• _Stated problem_
Write out the listing below again, precisely as it is given.

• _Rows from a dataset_
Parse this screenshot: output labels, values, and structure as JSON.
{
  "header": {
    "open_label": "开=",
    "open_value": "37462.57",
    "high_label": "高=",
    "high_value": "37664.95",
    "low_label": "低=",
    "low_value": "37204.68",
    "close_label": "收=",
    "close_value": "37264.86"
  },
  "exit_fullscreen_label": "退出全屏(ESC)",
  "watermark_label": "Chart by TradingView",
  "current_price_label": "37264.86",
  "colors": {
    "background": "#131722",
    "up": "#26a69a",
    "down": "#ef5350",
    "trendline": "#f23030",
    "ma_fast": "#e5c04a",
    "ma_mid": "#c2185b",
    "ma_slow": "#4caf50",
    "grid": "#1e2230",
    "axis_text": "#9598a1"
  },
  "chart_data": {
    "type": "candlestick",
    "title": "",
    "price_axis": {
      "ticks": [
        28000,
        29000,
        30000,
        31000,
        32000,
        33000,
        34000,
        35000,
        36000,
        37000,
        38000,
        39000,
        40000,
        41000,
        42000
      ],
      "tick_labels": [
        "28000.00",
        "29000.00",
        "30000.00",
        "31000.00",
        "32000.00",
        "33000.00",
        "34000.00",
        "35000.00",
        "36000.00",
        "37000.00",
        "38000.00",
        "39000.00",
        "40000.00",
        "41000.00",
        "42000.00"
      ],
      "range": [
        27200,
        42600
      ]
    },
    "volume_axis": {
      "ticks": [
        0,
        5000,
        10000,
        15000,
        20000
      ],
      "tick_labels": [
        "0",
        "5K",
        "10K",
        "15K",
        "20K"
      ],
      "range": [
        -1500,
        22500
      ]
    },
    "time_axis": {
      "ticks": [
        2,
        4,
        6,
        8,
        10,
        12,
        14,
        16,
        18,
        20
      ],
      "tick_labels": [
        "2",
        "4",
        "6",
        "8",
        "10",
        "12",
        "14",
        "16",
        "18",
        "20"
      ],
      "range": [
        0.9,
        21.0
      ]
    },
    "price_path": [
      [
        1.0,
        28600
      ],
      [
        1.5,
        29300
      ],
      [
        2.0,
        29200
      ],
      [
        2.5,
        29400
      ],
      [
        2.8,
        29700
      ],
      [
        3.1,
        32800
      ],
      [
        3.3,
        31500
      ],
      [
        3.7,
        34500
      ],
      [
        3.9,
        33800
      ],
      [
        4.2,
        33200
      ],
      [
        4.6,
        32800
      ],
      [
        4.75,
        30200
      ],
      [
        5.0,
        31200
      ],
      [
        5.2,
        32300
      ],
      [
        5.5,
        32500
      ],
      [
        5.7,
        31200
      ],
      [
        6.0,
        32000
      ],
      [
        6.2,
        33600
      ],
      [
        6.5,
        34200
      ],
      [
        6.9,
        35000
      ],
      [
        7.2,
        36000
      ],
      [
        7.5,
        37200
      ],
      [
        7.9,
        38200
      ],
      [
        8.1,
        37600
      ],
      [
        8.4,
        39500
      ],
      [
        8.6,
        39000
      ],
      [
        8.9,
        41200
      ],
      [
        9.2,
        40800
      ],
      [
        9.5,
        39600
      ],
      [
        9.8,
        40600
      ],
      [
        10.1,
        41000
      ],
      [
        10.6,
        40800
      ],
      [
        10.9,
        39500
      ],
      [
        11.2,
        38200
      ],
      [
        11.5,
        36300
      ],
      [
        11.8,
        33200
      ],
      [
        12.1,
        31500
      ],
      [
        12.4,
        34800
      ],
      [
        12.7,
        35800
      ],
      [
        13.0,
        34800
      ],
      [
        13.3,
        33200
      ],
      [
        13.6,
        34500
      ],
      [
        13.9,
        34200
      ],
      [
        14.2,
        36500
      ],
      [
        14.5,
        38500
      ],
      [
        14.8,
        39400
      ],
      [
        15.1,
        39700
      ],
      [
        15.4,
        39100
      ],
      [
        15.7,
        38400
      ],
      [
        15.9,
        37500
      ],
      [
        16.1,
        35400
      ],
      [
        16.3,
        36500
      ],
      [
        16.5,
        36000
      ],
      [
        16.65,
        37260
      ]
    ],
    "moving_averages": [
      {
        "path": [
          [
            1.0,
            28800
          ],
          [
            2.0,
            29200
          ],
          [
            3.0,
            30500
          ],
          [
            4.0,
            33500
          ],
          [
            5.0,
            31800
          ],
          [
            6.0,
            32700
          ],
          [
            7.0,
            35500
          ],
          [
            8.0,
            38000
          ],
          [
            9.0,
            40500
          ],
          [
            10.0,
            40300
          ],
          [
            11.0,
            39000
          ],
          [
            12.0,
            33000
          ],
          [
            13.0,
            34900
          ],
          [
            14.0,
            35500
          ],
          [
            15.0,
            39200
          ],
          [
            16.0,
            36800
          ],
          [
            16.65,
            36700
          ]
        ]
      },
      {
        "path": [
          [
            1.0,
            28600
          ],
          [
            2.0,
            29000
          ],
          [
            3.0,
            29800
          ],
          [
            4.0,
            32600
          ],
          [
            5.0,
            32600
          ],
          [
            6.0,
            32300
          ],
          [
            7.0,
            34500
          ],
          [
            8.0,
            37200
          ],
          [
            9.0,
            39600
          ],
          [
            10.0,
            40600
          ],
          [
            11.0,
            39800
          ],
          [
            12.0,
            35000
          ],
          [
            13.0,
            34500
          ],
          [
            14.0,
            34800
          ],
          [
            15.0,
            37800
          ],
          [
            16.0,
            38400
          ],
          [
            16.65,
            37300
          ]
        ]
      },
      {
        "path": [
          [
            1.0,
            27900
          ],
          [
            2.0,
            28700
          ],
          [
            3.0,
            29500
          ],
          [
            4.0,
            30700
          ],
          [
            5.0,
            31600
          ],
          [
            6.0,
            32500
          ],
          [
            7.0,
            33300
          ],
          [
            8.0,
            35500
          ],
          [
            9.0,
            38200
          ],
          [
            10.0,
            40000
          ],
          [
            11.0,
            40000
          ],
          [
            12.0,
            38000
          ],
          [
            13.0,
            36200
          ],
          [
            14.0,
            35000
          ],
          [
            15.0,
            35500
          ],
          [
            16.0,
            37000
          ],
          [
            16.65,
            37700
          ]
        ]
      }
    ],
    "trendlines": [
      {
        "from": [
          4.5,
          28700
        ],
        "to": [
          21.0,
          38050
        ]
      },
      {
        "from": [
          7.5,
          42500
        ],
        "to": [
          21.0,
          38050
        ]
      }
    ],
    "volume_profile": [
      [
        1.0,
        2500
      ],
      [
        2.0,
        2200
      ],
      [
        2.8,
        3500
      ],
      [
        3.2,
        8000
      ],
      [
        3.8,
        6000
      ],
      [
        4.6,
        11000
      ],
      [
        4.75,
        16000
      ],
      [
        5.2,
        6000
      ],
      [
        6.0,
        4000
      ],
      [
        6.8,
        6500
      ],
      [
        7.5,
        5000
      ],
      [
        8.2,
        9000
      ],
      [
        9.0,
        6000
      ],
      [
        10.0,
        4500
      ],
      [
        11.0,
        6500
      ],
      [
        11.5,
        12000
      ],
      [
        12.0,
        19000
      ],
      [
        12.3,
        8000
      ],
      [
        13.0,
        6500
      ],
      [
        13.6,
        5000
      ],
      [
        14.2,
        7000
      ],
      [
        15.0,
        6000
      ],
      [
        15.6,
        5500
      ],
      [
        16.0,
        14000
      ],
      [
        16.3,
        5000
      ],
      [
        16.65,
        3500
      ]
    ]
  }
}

• _Answer to this problem_
Parse this screenshot: output labels, values, and structure as JSON.
{
  "header": {
    "open_label": "开=",
    "open_value": "37462.57",
    "high_label": "高=",
    "high_value": "37664.95",
    "low_label": "低=",
    "low_value": "37204.68",
    "close_label": "收=",
    "close_value": "37264.86"
  },
  "exit_fullscreen_label": "退出全屏(ESC)",
  "watermark_label": "Chart by TradingView",
  "current_price_label": "37264.86",
  "colors": {
    "background": "#131722",
    "up": "#26a69a",
    "down": "#ef5350",
    "trendline": "#f23030",
    "ma_fast": "#e5c04a",
    "ma_mid": "#c2185b",
    "ma_slow": "#4caf50",
    "grid": "#1e2230",
    "axis_text": "#9598a1"
  },
  "chart_data": {
    "type": "candlestick",
    "title": "",
    "price_axis": {
      "ticks": [
        28000,
        29000,
        30000,
        31000,
        32000,
        33000,
        34000,
        35000,
        36000,
        37000,
        38000,
        39000,
        40000,
        41000,
        42000
      ],
      "tick_labels": [
        "28000.00",
        "29000.00",
        "30000.00",
        "31000.00",
        "32000.00",
        "33000.00",
        "34000.00",
        "35000.00",
        "36000.00",
        "37000.00",
        "38000.00",
        "39000.00",
        "40000.00",
        "41000.00",
        "42000.00"
      ],
      "range": [
        27200,
        42600
      ]
    },
    "volume_axis": {
      "ticks": [
        0,
        5000,
        10000,
        15000,
        20000
      ],
      "tick_labels": [
        "0",
        "5K",
        "10K",
        "15K",
        "20K"
      ],
      "range": [
        -1500,
        22500
      ]
    },
    "time_axis": {
      "ticks": [
        2,
        4,
        6,
        8,
        10,
        12,
        14,
        16,
        18,
        20
      ],
      "tick_labels": [
        "2",
        "4",
        "6",
        "8",
        "10",
        "12",
        "14",
        "16",
        "18",
        "20"
      ],
      "range": [
        0.9,
        21.0
      ]
    },
    "price_path": [
      [
        1.0,
        28600
      ],
      [
        1.5,
        29300
      ],
      [
        2.0,
        29200
      ],
      [
        2.5,
        29400
      ],
      [
        2.8,
        29700
      ],
      [
        3.1,
        32800
      ],
      [
        3.3,
        31500
      ],
      [
        3.7,
        34500
      ],
      [
        3.9,
        33800
      ],
      [
        4.2,
        33200
      ],
      [
        4.6,
        32800
      ],
      [
        4.75,
        30200
      ],
      [
        5.0,
        31200
      ],
      [
        5.2,
        32300
      ],
      [
        5.5,
        32500
      ],
      [
        5.7,
        31200
      ],
      [
        6.0,
        32000
      ],
      [
        6.2,
        33600
      ],
      [
        6.5,
        34200
      ],
      [
        6.9,
        35000
      ],
      [
        7.2,
        36000
      ],
      [
        7.5,
        37200
      ],
      [
        7.9,
        38200
      ],
      [
        8.1,
        37600
      ],
      [
        8.4,
        39500
      ],
      [
        8.6,
        39000
      ],
      [
        8.9,
        41200
      ],
      [
        9.2,
        40800
      ],
      [
        9.5,
        39600
      ],
      [
        9.8,
        40600
      ],
      [
        10.1,
        41000
      ],
      [
        10.6,
        40800
      ],
      [
        10.9,
        39500
      ],
      [
        11.2,
        38200
      ],
      [
        11.5,
        36300
      ],
      [
        11.8,
        33200
      ],
      [
        12.1,
        31500
      ],
      [
        12.4,
        34800
      ],
      [
        12.7,
        35800
      ],
      [
        13.0,
        34800
      ],
      [
        13.3,
        33200
      ],
      [
        13.6,
        34500
      ],
      [
        13.9,
        34200
      ],
      [
        14.2,
        36500
      ],
      [
        14.5,
        38500
      ],
      [
        14.8,
        39400
      ],
      [
        15.1,
        39700
      ],
      [
        15.4,
        39100
      ],
      [
        15.7,
        38400
      ],
      [
        15.9,
        37500
      ],
      [
        16.1,
        35400
      ],
      [
        16.3,
        36500
      ],
      [
        16.5,
        36000
      ],
      [
        16.65,
        37260
      ]
    ],
    "moving_averages": [
      {
        "path": [
          [
            1.0,
            28800
          ],
          [
            2.0,
            29200
          ],
          [
            3.0,
            30500
          ],
          [
            4.0,
            33500
          ],
          [
            5.0,
            31800
          ],
          [
            6.0,
            32700
          ],
          [
            7.0,
            35500
          ],
          [
            8.0,
            38000
          ],
          [
            9.0,
            40500
          ],
          [
            10.0,
            40300
          ],
          [
            11.0,
            39000
          ],
          [
            12.0,
            33000
          ],
          [
            13.0,
            34900
          ],
          [
            14.0,
            35500
          ],
          [
            15.0,
            39200
          ],
          [
            16.0,
            36800
          ],
          [
            16.65,
            36700
          ]
        ]
      },
      {
        "path": [
          [
            1.0,
            28600
          ],
          [
            2.0,
            29000
          ],
          [
            3.0,
            29800
          ],
          [
            4.0,
            32600
          ],
          [
            5.0,
            32600
          ],
          [
            6.0,
            32300
          ],
          [
            7.0,
            34500
          ],
          [
            8.0,
            37200
          ],
          [
            9.0,
            39600
          ],
          [
            10.0,
            40600
          ],
          [
            11.0,
            39800
          ],
          [
            12.0,
            35000
          ],
          [
            13.0,
            34500
          ],
          [
            14.0,
            34800
          ],
          [
            15.0,
            37800
          ],
          [
            16.0,
            38400
          ],
          [
            16.65,
            37300
          ]
        ]
      },
      {
        "path": [
          [
            1.0,
            27900
          ],
          [
            2.0,
            28700
          ],
          [
            3.0,
            29500
          ],
          [
            4.0,
            30700
          ],
          [
            5.0,
            31600
          ],
          [
            6.0,
            32500
          ],
          [
            7.0,
            33300
          ],
          [
            8.0,
            35500
          ],
          [
            9.0,
            38200
          ],
          [
            10.0,
            40000
          ],
          [
            11.0,
            40000
          ],
          [
            12.0,
            38000
          ],
          [
            13.0,
            36200
          ],
          [
            14.0,
            35000
          ],
          [
            15.0,
            35500
          ],
          [
            16.0,
            37000
          ],
          [
            16.65,
            37700
          ]
        ]
      }
    ],
    "trendlines": [
      {
        "from": [
          4.5,
          28700
        ],
        "to": [
          21.0,
          38050
        ]
      },
      {
        "from": [
          7.5,
          42500
        ],
        "to": [
          21.0,
          38050
        ]
      }
    ],
    "volume_profile": [
      [
        1.0,
        2500
      ],
      [
        2.0,
        2200
      ],
      [
        2.8,
        3500
      ],
      [
        3.2,
        8000
      ],
      [
        3.8,
        6000
      ],
      [
        4.6,
        11000
      ],
      [
        4.75,
        16000
      ],
      [
        5.2,
        6000
      ],
      [
        6.0,
        4000
      ],
      [
        6.8,
        6500
      ],
      [
        7.5,
        5000
      ],
      [
        8.2,
        9000
      ],
      [
        9.0,
        6000
      ],
      [
        10.0,
        4500
      ],
      [
        11.0,
        6500
      ],
      [
        11.5,
        12000
      ],
      [
        12.0,
        19000
      ],
      [
        12.3,
        8000
      ],
      [
        13.0,
        6500
      ],
      [
        13.6,
        5000
      ],
      [
        14.2,
        7000
      ],
      [
        15.0,
        6000
      ],
      [
        15.6,
        5500
      ],
      [
        16.0,
        14000
      ],
      [
        16.3,
        5000
      ],
      [
        16.65,
        3500
      ]
    ]
  }
}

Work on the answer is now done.